● **WHAT TO PRODUCE**: Locate the string "Surface" in the listing below. Copy every line where it is found.

● **DATA PROVIDED**:
════
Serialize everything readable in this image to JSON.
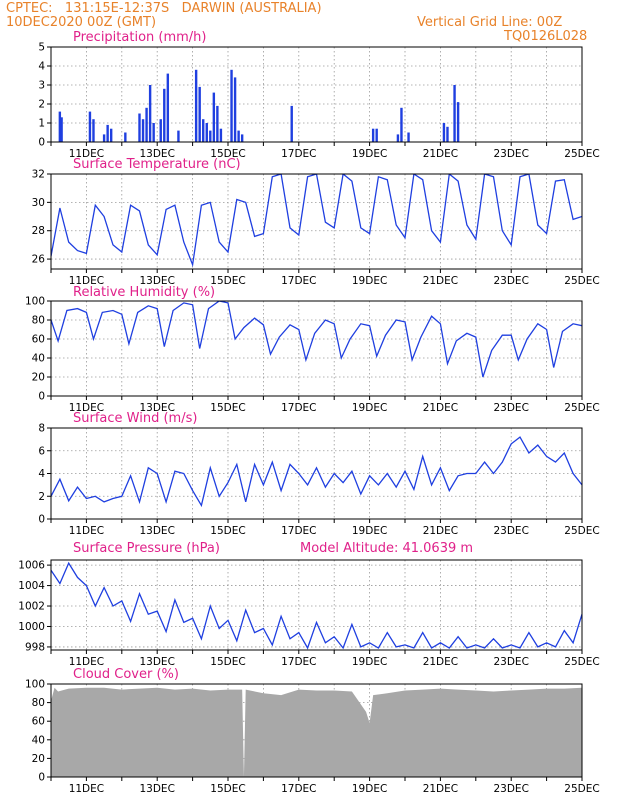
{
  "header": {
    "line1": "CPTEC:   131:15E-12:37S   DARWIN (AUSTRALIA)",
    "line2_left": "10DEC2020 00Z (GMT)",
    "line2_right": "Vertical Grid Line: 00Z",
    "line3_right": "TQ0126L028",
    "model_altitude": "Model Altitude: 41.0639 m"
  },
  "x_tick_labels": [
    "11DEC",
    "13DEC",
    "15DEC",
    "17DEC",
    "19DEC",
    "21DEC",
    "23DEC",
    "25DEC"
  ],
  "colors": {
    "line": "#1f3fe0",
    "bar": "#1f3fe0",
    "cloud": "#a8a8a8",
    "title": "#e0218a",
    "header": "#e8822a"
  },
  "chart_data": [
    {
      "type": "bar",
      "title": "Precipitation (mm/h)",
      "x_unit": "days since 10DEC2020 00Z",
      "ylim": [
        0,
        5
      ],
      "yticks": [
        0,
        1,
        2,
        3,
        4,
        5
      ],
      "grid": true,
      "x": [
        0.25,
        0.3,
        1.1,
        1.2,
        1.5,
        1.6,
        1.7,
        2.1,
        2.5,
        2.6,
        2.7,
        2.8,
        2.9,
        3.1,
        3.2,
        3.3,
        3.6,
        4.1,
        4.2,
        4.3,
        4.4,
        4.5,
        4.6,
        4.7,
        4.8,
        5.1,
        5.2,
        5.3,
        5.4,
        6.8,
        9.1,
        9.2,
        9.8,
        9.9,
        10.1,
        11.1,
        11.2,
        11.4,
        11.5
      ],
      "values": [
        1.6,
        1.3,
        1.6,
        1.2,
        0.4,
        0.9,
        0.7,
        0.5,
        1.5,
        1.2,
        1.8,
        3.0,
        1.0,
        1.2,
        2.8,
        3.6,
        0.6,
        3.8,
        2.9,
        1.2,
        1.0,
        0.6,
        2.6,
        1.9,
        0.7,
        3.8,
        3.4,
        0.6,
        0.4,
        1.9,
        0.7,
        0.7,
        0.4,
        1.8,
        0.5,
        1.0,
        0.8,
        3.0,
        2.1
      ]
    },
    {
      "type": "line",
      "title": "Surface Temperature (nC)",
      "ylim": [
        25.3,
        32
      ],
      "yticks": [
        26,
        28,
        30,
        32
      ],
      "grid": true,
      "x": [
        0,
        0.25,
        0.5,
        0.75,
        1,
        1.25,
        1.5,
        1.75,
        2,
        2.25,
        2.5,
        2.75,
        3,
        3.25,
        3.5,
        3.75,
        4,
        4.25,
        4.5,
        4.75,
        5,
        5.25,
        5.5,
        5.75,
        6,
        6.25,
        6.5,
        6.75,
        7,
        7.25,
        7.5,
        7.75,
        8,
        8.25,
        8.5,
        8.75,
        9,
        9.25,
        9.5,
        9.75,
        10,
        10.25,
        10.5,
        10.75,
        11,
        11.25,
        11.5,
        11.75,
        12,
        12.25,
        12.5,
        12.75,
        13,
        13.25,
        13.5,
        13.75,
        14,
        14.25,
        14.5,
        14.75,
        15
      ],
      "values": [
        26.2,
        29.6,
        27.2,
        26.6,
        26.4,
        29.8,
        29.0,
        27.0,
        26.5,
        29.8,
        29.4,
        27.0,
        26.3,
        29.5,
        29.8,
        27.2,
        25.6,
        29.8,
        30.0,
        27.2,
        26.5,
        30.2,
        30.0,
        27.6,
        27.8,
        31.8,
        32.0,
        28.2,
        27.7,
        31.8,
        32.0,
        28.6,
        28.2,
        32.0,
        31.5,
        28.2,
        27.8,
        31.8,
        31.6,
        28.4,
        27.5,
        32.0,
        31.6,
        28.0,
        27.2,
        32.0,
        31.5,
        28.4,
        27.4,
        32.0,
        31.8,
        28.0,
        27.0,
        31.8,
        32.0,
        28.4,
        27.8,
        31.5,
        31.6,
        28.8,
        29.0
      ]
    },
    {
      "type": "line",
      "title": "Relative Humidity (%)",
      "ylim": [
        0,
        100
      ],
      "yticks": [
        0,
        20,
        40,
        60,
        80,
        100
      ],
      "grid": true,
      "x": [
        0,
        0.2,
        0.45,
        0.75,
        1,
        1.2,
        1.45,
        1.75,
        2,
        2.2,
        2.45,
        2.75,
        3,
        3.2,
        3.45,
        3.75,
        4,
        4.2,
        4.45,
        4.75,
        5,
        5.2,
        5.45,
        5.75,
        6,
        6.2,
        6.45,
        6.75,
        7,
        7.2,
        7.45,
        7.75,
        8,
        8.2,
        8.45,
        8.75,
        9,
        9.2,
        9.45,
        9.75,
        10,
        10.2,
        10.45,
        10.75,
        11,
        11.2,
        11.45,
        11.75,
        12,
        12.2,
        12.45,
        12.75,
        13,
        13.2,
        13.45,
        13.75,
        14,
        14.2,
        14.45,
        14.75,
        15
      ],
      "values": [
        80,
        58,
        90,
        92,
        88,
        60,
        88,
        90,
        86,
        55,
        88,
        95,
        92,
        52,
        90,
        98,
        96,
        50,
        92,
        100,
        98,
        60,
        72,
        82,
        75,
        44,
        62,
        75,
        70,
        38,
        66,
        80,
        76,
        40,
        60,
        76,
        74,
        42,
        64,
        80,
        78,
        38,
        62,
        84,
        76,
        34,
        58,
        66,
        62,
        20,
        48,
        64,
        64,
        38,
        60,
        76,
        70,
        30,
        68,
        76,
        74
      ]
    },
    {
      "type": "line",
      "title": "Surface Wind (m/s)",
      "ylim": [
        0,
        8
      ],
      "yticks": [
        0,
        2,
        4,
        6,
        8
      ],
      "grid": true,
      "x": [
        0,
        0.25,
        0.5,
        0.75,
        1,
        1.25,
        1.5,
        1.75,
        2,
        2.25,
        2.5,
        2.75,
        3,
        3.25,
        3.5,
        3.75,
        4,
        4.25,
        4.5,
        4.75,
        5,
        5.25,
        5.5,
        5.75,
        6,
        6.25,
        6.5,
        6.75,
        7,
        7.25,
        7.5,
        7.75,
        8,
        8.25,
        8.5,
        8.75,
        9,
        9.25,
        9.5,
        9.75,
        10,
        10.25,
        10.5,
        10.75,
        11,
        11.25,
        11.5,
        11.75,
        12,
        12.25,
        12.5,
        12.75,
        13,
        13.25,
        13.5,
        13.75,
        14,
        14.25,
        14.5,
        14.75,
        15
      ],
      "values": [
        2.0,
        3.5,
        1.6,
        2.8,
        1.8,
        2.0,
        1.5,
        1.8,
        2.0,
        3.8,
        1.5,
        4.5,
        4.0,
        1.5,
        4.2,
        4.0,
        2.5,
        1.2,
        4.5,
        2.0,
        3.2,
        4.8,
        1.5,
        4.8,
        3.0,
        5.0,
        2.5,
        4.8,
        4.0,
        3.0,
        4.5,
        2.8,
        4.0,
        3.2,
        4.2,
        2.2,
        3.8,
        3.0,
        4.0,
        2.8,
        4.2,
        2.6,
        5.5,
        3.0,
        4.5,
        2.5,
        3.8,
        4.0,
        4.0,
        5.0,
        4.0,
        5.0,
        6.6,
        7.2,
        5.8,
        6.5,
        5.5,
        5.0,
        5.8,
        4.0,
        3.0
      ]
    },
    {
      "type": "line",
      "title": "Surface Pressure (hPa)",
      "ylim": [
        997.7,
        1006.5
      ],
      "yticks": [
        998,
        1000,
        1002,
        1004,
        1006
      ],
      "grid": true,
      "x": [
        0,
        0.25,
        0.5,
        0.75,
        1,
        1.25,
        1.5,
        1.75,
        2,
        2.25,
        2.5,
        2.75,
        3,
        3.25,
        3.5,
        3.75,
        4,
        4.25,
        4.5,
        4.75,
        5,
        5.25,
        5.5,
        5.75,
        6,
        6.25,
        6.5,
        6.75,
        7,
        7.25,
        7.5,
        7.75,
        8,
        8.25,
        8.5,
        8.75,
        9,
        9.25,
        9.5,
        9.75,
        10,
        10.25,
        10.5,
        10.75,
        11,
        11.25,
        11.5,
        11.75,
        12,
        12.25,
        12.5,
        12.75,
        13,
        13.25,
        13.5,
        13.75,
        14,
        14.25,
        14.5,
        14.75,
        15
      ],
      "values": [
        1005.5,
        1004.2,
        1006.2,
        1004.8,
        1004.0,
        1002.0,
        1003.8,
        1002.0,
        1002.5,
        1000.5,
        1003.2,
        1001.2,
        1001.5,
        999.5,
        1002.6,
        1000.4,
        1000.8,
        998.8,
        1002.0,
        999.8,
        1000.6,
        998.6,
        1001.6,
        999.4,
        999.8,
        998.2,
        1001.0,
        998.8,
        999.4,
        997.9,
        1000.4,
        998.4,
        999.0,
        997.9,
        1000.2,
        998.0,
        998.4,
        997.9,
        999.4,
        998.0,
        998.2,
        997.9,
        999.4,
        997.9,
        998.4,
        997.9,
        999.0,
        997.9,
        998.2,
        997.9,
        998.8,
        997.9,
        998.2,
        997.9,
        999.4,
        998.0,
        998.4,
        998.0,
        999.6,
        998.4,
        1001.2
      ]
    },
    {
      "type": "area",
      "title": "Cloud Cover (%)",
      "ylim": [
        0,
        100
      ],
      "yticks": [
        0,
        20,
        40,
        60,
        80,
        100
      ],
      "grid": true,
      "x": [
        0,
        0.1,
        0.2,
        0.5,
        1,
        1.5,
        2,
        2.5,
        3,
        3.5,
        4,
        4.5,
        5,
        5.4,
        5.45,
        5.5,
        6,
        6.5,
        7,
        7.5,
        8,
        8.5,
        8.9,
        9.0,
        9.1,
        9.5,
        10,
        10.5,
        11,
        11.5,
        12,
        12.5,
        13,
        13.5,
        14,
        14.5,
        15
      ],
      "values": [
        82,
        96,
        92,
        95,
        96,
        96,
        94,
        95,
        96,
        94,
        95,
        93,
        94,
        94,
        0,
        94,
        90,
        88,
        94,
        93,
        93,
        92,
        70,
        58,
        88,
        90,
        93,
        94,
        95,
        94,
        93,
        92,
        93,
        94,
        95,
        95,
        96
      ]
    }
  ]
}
════
● **SOLUTION TO THIS PROBLEM**:
      "title": "Surface Temperature (nC)",
      "title": "Surface Wind (m/s)",
      "title": "Surface Pressure (hPa)",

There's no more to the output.